[Stored data]
* * * *

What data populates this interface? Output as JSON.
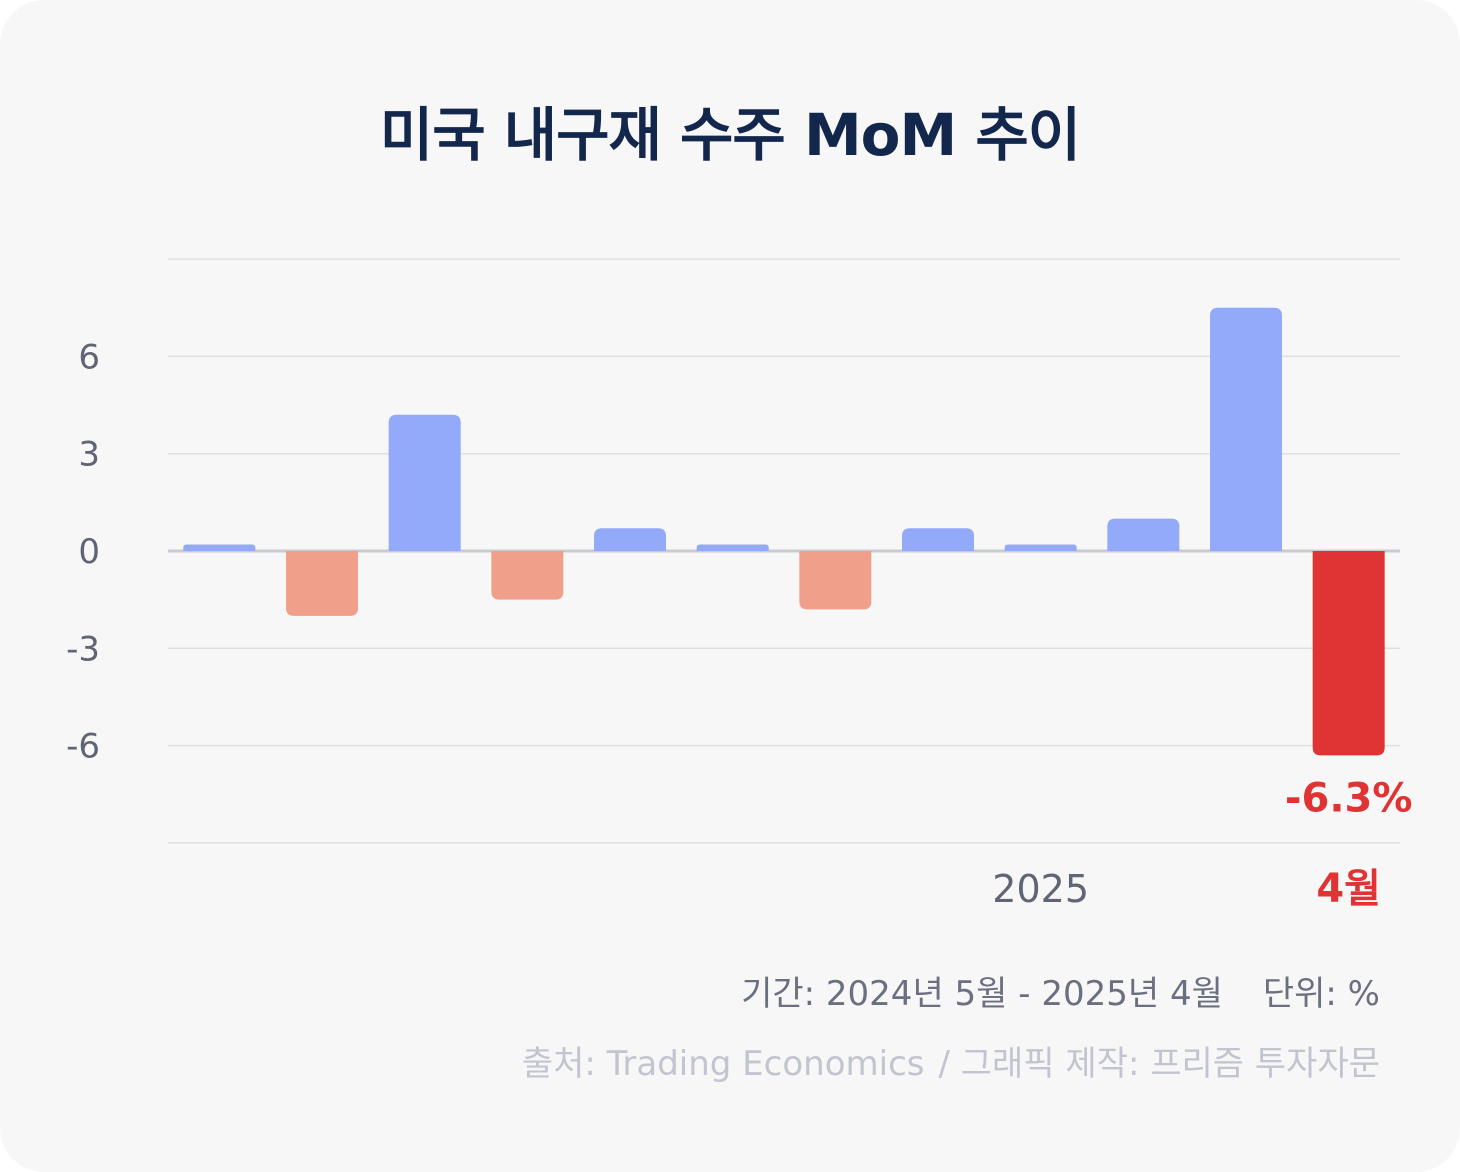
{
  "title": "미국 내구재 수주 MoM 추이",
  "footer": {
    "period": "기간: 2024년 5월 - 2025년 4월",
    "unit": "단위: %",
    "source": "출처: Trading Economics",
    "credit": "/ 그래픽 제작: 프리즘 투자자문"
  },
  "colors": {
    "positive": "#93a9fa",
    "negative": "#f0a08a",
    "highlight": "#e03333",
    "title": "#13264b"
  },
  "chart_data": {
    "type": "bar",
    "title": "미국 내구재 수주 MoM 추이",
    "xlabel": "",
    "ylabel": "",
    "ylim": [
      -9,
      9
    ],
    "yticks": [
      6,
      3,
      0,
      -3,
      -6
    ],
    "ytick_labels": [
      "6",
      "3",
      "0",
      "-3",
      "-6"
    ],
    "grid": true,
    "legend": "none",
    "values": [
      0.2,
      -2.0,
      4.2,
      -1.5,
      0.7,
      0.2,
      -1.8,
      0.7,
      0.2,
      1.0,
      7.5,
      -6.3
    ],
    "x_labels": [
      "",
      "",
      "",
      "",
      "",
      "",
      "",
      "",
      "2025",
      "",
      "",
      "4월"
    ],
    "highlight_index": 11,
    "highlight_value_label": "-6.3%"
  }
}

* * * *

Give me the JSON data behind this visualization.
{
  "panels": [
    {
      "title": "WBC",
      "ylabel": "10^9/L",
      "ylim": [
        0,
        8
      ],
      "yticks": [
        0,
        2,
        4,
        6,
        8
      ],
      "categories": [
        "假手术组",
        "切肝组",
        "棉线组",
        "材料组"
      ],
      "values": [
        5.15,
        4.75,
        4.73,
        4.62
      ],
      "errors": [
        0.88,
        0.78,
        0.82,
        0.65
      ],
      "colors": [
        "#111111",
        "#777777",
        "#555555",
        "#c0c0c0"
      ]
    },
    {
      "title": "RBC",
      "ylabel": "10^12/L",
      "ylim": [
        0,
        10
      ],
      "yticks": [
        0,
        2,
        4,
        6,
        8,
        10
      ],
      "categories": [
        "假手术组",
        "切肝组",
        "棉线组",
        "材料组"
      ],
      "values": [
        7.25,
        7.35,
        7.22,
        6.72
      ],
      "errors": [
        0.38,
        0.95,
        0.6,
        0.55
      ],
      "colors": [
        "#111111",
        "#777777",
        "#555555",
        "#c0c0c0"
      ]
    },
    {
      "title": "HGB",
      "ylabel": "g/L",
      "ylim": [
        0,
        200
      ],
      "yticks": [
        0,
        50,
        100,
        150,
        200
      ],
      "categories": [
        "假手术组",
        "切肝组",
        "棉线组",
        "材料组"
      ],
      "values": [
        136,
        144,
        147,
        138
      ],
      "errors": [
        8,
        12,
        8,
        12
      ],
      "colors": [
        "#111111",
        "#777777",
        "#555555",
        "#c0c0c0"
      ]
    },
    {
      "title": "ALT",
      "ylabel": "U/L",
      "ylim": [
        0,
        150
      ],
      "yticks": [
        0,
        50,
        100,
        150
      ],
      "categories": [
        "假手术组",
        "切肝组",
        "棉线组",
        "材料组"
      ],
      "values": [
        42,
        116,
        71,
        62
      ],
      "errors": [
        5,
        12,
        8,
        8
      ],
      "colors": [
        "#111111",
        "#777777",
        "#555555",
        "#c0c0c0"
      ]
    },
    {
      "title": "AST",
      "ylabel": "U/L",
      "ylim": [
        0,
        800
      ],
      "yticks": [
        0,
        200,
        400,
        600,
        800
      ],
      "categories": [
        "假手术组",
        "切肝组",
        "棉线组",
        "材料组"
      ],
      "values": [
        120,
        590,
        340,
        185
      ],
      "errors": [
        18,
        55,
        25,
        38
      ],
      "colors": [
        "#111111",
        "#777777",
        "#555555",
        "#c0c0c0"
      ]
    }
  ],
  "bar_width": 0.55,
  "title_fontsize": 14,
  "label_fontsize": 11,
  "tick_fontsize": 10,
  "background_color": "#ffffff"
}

* * * *

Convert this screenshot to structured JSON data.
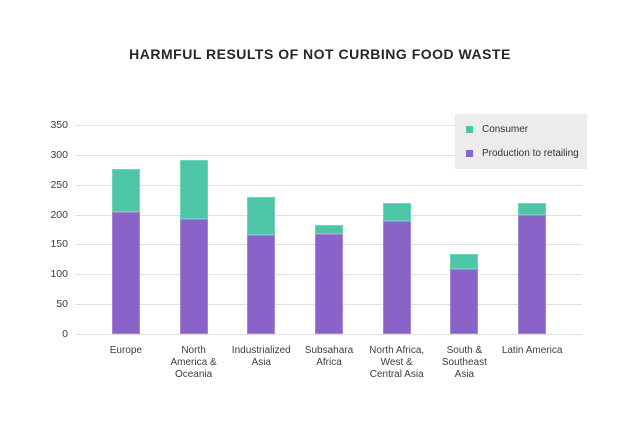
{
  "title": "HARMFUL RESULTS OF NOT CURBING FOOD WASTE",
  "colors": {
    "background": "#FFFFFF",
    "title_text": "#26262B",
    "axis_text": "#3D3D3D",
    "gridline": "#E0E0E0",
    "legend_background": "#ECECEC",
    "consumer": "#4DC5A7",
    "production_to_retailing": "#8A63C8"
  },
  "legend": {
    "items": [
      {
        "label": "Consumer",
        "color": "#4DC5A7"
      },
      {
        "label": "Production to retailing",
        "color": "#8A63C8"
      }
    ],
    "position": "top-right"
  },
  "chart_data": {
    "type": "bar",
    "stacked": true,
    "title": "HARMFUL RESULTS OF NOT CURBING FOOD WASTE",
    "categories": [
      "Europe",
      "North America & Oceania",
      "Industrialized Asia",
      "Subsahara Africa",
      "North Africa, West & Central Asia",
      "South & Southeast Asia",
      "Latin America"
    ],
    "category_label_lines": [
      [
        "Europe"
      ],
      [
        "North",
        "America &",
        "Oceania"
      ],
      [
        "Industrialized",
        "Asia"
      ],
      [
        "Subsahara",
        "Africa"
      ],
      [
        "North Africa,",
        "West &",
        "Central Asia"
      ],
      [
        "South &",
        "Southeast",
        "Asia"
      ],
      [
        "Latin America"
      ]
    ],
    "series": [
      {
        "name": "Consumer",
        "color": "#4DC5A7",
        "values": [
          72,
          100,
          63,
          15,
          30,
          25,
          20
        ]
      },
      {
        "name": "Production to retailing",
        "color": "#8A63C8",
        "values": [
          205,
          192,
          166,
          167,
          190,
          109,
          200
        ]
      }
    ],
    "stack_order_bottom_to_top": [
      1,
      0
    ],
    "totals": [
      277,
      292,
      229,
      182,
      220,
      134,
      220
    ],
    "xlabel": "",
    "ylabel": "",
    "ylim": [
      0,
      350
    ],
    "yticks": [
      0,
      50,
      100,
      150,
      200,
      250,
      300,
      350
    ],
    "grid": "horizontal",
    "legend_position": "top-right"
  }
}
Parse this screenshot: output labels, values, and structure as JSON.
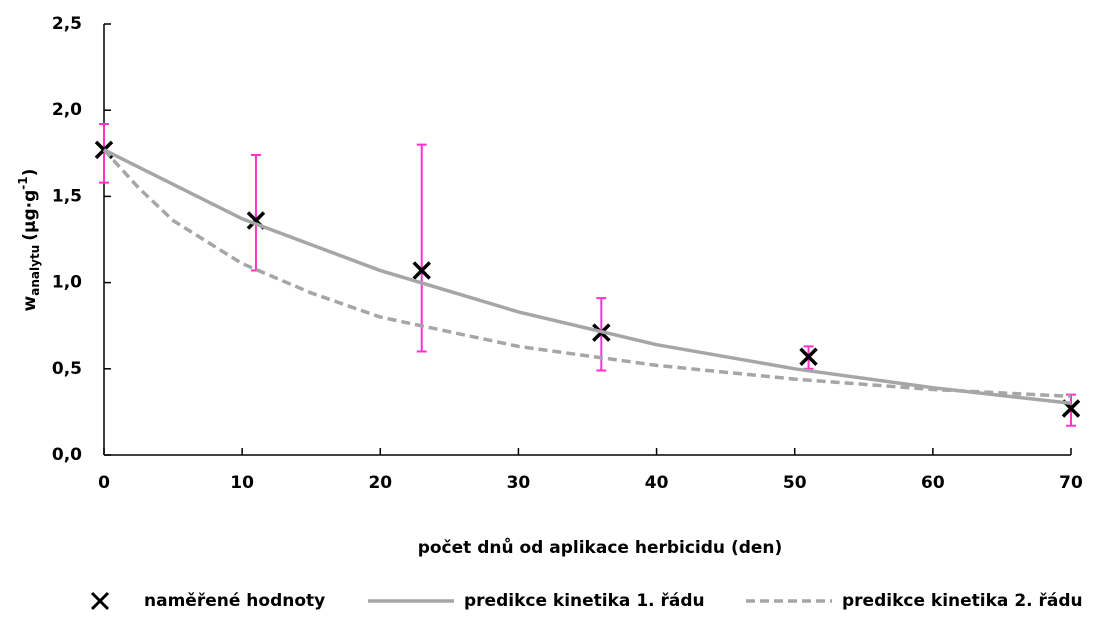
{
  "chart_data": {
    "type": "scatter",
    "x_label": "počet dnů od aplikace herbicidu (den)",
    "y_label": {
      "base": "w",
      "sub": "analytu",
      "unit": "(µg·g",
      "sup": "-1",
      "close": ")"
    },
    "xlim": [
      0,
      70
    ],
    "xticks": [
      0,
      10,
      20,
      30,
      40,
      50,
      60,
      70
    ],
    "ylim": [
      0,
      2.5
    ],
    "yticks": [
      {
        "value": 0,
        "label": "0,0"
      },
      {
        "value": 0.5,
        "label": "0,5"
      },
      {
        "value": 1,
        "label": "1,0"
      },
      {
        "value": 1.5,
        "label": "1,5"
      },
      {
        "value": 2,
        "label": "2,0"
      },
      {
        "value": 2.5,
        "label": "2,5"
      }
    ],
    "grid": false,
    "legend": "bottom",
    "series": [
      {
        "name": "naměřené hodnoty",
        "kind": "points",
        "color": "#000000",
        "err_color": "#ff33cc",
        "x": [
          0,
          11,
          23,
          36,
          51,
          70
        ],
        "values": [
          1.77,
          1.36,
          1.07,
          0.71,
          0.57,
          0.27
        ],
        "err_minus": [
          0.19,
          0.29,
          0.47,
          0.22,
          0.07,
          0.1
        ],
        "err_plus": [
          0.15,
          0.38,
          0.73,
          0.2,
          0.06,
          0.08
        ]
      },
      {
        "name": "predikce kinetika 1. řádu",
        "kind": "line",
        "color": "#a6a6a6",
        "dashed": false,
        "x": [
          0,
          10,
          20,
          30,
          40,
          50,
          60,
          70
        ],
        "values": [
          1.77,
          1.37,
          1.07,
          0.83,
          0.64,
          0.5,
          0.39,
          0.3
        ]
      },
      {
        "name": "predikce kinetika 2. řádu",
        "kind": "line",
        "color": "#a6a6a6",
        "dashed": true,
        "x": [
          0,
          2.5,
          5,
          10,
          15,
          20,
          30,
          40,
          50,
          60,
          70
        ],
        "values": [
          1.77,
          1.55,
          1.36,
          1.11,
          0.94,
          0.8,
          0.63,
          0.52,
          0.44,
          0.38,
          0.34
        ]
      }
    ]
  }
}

* * * *

» Exercise directions:
Give only the number of lines that include the word "Industrialized".

» Reply:
2